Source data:
[start]

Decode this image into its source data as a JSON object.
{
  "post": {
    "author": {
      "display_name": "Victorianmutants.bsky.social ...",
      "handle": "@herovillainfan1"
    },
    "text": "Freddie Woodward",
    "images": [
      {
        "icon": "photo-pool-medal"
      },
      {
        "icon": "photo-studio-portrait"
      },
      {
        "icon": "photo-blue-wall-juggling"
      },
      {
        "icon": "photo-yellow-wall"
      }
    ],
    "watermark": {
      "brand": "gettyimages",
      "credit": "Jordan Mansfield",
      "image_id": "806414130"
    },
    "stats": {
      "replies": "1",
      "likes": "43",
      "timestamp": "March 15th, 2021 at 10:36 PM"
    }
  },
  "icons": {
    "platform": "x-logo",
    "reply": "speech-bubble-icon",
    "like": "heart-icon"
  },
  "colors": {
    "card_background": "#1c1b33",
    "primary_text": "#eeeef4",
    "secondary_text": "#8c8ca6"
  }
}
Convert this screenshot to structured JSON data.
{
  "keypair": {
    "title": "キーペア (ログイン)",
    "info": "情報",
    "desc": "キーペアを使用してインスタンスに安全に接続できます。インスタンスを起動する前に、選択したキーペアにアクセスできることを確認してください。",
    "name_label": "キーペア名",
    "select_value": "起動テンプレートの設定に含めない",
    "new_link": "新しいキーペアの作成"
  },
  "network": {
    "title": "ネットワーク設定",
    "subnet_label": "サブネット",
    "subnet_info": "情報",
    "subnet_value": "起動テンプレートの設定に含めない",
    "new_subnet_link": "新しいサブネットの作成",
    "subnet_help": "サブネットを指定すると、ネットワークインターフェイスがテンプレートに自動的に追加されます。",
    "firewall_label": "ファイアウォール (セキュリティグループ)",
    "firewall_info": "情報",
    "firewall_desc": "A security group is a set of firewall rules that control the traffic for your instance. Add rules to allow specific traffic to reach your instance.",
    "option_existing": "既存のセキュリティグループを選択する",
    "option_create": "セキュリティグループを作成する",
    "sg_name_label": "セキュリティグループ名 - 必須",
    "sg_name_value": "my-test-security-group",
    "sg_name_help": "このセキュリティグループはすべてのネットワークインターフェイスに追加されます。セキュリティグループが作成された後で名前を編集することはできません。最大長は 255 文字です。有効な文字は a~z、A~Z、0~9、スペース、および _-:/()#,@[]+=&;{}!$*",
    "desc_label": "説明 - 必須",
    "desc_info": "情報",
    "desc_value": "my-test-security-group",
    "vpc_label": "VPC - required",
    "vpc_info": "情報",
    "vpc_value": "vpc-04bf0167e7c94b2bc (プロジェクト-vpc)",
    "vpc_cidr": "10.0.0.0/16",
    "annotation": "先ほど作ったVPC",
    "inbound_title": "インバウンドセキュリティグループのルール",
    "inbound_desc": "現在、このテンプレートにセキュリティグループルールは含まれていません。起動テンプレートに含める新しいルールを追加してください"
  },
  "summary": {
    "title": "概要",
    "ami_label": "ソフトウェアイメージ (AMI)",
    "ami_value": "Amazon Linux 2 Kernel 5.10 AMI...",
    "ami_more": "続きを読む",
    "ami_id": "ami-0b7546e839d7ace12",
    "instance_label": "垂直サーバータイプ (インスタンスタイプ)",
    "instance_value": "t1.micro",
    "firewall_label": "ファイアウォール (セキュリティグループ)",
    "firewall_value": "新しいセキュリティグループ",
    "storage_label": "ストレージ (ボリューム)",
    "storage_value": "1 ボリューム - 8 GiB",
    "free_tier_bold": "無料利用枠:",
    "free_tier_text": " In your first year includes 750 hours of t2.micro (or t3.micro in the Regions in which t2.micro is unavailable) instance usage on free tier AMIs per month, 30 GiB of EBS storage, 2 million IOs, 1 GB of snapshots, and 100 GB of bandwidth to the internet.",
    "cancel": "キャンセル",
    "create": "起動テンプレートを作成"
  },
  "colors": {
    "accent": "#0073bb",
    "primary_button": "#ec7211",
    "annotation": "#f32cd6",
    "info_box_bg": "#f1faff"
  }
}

[end]

== GIVEN EXERCISE ==
Each record above should be restated word for word.

== REPLY TO THE EXERCISE ==
Decode this image into its source data as a JSON object.
{
  "post": {
    "author": {
      "display_name": "Victorianmutants.bsky.social ...",
      "handle": "@herovillainfan1"
    },
    "text": "Freddie Woodward",
    "images": [
      {
        "icon": "photo-pool-medal"
      },
      {
        "icon": "photo-studio-portrait"
      },
      {
        "icon": "photo-blue-wall-juggling"
      },
      {
        "icon": "photo-yellow-wall"
      }
    ],
    "watermark": {
      "brand": "gettyimages",
      "credit": "Jordan Mansfield",
      "image_id": "806414130"
    },
    "stats": {
      "replies": "1",
      "likes": "43",
      "timestamp": "March 15th, 2021 at 10:36 PM"
    }
  },
  "icons": {
    "platform": "x-logo",
    "reply": "speech-bubble-icon",
    "like": "heart-icon"
  },
  "colors": {
    "card_background": "#1c1b33",
    "primary_text": "#eeeef4",
    "secondary_text": "#8c8ca6"
  }
}
Convert this screenshot to structured JSON data.
{
  "keypair": {
    "title": "キーペア (ログイン)",
    "info": "情報",
    "desc": "キーペアを使用してインスタンスに安全に接続できます。インスタンスを起動する前に、選択したキーペアにアクセスできることを確認してください。",
    "name_label": "キーペア名",
    "select_value": "起動テンプレートの設定に含めない",
    "new_link": "新しいキーペアの作成"
  },
  "network": {
    "title": "ネットワーク設定",
    "subnet_label": "サブネット",
    "subnet_info": "情報",
    "subnet_value": "起動テンプレートの設定に含めない",
    "new_subnet_link": "新しいサブネットの作成",
    "subnet_help": "サブネットを指定すると、ネットワークインターフェイスがテンプレートに自動的に追加されます。",
    "firewall_label": "ファイアウォール (セキュリティグループ)",
    "firewall_info": "情報",
    "firewall_desc": "A security group is a set of firewall rules that control the traffic for your instance. Add rules to allow specific traffic to reach your instance.",
    "option_existing": "既存のセキュリティグループを選択する",
    "option_create": "セキュリティグループを作成する",
    "sg_name_label": "セキュリティグループ名 - 必須",
    "sg_name_value": "my-test-security-group",
    "sg_name_help": "このセキュリティグループはすべてのネットワークインターフェイスに追加されます。セキュリティグループが作成された後で名前を編集することはできません。最大長は 255 文字です。有効な文字は a~z、A~Z、0~9、スペース、および _-:/()#,@[]+=&;{}!$*",
    "desc_label": "説明 - 必須",
    "desc_info": "情報",
    "desc_value": "my-test-security-group",
    "vpc_label": "VPC - required",
    "vpc_info": "情報",
    "vpc_value": "vpc-04bf0167e7c94b2bc (プロジェクト-vpc)",
    "vpc_cidr": "10.0.0.0/16",
    "annotation": "先ほど作ったVPC",
    "inbound_title": "インバウンドセキュリティグループのルール",
    "inbound_desc": "現在、このテンプレートにセキュリティグループルールは含まれていません。起動テンプレートに含める新しいルールを追加してください"
  },
  "summary": {
    "title": "概要",
    "ami_label": "ソフトウェアイメージ (AMI)",
    "ami_value": "Amazon Linux 2 Kernel 5.10 AMI...",
    "ami_more": "続きを読む",
    "ami_id": "ami-0b7546e839d7ace12",
    "instance_label": "垂直サーバータイプ (インスタンスタイプ)",
    "instance_value": "t1.micro",
    "firewall_label": "ファイアウォール (セキュリティグループ)",
    "firewall_value": "新しいセキュリティグループ",
    "storage_label": "ストレージ (ボリューム)",
    "storage_value": "1 ボリューム - 8 GiB",
    "free_tier_bold": "無料利用枠:",
    "free_tier_text": " In your first year includes 750 hours of t2.micro (or t3.micro in the Regions in which t2.micro is unavailable) instance usage on free tier AMIs per month, 30 GiB of EBS storage, 2 million IOs, 1 GB of snapshots, and 100 GB of bandwidth to the internet.",
    "cancel": "キャンセル",
    "create": "起動テンプレートを作成"
  },
  "colors": {
    "accent": "#0073bb",
    "primary_button": "#ec7211",
    "annotation": "#f32cd6",
    "info_box_bg": "#f1faff"
  }
}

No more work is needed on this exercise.